▸ EXERCISE AIM: Scan the listing below and copy every line holding "ylabel".

▸ EXERCISE MATERIAL:
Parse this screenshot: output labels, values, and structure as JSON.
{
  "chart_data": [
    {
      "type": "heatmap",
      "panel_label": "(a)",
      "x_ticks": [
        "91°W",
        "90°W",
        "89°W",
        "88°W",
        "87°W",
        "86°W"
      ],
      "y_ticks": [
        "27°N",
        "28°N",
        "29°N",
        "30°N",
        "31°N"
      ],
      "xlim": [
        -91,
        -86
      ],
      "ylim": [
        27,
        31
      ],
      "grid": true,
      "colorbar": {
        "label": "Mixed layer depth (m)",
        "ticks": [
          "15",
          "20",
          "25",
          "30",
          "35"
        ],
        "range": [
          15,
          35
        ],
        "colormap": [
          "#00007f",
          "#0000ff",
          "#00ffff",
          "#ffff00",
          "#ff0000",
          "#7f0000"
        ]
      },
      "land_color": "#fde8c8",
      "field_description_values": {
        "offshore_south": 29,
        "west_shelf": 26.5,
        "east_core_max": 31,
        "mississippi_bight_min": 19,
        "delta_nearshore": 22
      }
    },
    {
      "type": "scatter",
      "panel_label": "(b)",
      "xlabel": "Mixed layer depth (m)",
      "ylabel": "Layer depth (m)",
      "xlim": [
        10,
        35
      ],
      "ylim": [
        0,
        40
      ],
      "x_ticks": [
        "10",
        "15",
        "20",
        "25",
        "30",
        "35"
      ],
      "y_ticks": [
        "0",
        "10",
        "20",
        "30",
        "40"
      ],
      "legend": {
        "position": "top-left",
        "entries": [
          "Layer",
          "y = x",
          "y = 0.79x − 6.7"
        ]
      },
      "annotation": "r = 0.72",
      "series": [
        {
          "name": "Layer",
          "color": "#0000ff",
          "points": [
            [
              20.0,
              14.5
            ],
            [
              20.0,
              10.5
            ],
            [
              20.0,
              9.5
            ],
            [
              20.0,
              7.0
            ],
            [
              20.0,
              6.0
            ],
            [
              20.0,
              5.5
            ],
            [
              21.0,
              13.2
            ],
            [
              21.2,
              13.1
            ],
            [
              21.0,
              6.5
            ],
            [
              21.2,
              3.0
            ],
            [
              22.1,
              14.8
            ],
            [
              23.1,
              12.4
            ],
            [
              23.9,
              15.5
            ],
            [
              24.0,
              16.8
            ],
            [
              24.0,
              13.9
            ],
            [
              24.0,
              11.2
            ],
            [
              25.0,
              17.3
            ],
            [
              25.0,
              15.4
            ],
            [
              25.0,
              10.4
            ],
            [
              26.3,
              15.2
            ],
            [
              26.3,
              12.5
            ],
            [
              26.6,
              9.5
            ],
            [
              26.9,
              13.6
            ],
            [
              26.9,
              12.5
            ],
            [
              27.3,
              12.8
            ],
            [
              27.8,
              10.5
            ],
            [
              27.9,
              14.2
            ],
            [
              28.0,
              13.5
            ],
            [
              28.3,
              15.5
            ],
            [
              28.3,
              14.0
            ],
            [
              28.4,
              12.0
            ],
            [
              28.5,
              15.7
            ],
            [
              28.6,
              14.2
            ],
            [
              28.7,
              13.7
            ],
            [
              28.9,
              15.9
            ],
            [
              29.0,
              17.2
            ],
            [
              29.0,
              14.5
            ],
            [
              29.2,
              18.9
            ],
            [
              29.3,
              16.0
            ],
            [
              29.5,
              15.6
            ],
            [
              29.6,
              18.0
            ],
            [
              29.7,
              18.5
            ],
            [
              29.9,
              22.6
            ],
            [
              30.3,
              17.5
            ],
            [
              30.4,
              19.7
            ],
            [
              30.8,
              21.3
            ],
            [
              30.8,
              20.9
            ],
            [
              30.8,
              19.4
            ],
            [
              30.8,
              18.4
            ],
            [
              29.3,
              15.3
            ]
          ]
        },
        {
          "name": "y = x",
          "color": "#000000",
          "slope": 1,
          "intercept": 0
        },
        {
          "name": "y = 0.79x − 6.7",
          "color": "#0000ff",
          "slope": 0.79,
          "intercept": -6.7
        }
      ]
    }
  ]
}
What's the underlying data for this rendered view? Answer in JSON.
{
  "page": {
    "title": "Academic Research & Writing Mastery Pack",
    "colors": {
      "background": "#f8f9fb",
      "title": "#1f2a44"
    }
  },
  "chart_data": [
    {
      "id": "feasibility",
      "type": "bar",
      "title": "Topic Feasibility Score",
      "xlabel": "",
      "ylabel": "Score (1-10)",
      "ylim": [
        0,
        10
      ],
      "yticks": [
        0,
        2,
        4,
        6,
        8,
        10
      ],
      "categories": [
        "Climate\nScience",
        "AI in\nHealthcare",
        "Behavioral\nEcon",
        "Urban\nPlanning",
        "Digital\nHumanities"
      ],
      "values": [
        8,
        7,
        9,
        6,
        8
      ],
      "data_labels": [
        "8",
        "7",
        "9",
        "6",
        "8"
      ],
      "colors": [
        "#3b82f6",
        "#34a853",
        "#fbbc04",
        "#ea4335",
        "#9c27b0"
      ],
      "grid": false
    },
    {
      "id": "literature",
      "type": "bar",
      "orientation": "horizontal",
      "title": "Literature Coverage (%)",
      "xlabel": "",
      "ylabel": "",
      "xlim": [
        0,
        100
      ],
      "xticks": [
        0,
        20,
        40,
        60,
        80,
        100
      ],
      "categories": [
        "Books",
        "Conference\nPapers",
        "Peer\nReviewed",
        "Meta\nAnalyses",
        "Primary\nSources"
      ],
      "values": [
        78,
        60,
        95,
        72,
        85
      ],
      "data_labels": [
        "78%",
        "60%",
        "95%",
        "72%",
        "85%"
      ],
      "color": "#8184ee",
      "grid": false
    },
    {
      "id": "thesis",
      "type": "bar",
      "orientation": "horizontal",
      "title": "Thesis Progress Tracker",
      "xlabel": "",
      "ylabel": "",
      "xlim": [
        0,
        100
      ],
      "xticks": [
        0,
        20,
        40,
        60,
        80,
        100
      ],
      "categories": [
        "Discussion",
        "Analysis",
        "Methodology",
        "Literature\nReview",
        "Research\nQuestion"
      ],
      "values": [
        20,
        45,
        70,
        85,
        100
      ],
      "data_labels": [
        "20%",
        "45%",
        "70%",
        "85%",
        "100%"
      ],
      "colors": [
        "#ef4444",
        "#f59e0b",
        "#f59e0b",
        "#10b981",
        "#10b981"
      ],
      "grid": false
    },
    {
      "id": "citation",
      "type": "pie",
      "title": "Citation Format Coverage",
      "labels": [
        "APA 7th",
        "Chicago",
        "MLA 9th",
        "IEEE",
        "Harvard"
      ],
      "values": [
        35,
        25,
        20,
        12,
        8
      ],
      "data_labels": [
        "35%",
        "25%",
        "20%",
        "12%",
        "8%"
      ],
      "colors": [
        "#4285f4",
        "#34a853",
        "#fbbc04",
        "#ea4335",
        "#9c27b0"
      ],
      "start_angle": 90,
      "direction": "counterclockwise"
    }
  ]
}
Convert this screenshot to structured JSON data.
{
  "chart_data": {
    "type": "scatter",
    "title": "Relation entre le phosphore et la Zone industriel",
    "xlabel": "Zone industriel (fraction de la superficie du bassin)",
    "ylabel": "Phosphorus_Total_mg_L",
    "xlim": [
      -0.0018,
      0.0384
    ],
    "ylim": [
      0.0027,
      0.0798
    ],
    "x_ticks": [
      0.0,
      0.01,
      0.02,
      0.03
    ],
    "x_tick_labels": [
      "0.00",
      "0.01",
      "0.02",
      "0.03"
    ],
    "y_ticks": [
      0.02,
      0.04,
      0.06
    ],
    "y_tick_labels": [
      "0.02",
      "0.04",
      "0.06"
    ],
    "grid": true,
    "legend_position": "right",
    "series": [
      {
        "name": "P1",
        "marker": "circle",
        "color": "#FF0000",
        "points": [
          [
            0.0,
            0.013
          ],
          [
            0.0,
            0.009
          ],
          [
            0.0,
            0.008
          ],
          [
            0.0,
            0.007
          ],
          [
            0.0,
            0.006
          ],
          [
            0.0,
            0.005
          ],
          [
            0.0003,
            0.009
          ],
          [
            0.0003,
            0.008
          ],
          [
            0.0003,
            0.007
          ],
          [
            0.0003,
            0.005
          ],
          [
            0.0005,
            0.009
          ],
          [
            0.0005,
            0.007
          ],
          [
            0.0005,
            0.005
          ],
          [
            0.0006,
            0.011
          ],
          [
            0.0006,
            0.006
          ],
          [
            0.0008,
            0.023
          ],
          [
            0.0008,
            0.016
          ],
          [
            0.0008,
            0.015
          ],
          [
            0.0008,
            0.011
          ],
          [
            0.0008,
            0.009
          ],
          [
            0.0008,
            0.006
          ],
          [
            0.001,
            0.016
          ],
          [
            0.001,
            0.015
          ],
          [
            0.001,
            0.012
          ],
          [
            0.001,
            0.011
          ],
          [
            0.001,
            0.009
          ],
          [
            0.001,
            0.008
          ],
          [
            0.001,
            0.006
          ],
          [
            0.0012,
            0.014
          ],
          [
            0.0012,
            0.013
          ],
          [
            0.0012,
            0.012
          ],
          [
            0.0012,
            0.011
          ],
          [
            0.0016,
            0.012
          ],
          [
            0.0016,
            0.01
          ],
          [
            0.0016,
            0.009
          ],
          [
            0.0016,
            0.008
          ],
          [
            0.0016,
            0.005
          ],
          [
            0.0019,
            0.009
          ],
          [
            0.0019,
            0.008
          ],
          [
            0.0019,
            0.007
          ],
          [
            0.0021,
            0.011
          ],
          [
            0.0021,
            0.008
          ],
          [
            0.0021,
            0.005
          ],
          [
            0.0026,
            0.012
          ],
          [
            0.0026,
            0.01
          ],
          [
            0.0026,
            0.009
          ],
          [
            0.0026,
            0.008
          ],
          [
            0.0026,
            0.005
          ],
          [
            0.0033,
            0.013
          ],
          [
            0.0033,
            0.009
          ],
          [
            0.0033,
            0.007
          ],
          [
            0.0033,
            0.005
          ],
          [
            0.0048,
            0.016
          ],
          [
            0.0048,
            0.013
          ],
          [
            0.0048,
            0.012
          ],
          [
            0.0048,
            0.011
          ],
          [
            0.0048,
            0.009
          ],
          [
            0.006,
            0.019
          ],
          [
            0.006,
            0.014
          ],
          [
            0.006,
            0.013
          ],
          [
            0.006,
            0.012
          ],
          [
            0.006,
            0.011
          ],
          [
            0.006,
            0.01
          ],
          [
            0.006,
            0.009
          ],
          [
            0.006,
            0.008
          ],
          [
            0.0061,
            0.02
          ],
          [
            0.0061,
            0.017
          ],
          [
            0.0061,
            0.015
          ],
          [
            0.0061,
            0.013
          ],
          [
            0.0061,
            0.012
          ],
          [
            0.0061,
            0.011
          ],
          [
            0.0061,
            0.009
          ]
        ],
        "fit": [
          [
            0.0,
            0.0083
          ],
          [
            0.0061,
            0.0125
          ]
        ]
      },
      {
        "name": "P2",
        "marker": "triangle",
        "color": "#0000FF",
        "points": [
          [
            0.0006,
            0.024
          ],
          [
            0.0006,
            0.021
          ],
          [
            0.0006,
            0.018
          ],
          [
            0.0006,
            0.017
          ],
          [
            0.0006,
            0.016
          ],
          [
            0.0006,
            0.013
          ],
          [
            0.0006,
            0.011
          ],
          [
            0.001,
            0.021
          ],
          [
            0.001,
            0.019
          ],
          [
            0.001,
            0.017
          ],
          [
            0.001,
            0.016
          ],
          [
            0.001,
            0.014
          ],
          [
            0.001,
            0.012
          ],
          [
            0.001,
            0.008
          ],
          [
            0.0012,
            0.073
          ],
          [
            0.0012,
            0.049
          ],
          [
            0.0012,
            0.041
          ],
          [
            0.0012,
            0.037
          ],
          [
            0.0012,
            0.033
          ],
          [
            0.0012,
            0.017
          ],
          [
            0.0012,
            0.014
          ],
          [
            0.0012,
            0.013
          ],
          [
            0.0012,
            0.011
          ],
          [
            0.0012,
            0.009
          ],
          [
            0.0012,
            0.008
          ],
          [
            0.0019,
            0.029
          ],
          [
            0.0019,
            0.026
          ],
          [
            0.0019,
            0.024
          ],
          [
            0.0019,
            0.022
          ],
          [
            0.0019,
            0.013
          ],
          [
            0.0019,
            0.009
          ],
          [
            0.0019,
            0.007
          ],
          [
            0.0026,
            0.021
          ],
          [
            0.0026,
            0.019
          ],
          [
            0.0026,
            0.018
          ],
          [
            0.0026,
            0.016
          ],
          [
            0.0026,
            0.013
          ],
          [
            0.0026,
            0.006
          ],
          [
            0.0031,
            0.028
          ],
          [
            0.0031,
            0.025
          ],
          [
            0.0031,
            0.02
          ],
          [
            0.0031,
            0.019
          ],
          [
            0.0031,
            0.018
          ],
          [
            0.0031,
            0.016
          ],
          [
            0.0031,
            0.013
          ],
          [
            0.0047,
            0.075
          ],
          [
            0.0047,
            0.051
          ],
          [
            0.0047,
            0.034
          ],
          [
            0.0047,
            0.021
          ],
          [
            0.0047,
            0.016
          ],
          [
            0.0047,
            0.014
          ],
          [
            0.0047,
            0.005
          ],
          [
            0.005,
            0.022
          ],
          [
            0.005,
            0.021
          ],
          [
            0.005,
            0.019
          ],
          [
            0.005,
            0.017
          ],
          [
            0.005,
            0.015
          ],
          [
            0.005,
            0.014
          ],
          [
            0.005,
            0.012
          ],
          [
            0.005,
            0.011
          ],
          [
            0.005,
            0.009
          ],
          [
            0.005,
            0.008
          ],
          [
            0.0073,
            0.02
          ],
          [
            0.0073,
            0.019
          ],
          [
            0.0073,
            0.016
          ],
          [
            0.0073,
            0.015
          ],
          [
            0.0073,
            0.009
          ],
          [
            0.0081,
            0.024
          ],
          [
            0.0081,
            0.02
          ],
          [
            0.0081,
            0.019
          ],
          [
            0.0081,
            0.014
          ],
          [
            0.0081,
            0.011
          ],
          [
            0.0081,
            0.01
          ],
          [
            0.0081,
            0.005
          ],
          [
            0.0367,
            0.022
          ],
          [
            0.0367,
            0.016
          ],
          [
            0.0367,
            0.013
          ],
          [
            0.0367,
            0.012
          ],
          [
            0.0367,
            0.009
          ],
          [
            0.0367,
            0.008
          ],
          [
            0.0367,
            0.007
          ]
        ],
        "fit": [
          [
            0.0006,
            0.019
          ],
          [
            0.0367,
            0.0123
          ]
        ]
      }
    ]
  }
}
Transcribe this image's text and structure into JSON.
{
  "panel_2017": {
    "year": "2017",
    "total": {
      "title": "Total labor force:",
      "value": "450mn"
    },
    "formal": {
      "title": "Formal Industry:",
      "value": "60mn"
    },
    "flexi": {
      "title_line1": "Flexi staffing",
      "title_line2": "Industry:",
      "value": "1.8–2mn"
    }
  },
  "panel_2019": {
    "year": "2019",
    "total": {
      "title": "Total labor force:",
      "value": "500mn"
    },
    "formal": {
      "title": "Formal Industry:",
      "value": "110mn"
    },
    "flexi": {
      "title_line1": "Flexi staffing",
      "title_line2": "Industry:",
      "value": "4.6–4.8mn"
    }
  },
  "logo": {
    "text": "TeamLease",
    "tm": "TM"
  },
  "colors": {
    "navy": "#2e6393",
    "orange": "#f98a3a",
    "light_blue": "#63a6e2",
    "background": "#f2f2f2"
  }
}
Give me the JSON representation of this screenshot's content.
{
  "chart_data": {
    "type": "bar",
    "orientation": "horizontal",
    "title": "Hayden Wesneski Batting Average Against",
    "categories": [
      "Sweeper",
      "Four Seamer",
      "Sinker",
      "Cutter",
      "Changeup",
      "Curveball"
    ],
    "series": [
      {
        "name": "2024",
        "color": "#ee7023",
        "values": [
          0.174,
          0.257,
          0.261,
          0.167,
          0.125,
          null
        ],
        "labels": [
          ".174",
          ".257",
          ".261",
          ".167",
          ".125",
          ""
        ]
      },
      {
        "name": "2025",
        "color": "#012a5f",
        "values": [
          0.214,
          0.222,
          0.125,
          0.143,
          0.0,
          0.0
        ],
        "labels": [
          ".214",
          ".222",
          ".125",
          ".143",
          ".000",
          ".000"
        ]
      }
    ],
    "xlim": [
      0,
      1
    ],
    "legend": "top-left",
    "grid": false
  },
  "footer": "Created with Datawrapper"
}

▸ TASK RESULT:
      "ylabel": "Layer depth (m)",
      "ylabel": "Score (1-10)",
      "ylabel": "",
      "ylabel": "",
    "ylabel": "Phosphorus_Total_mg_L",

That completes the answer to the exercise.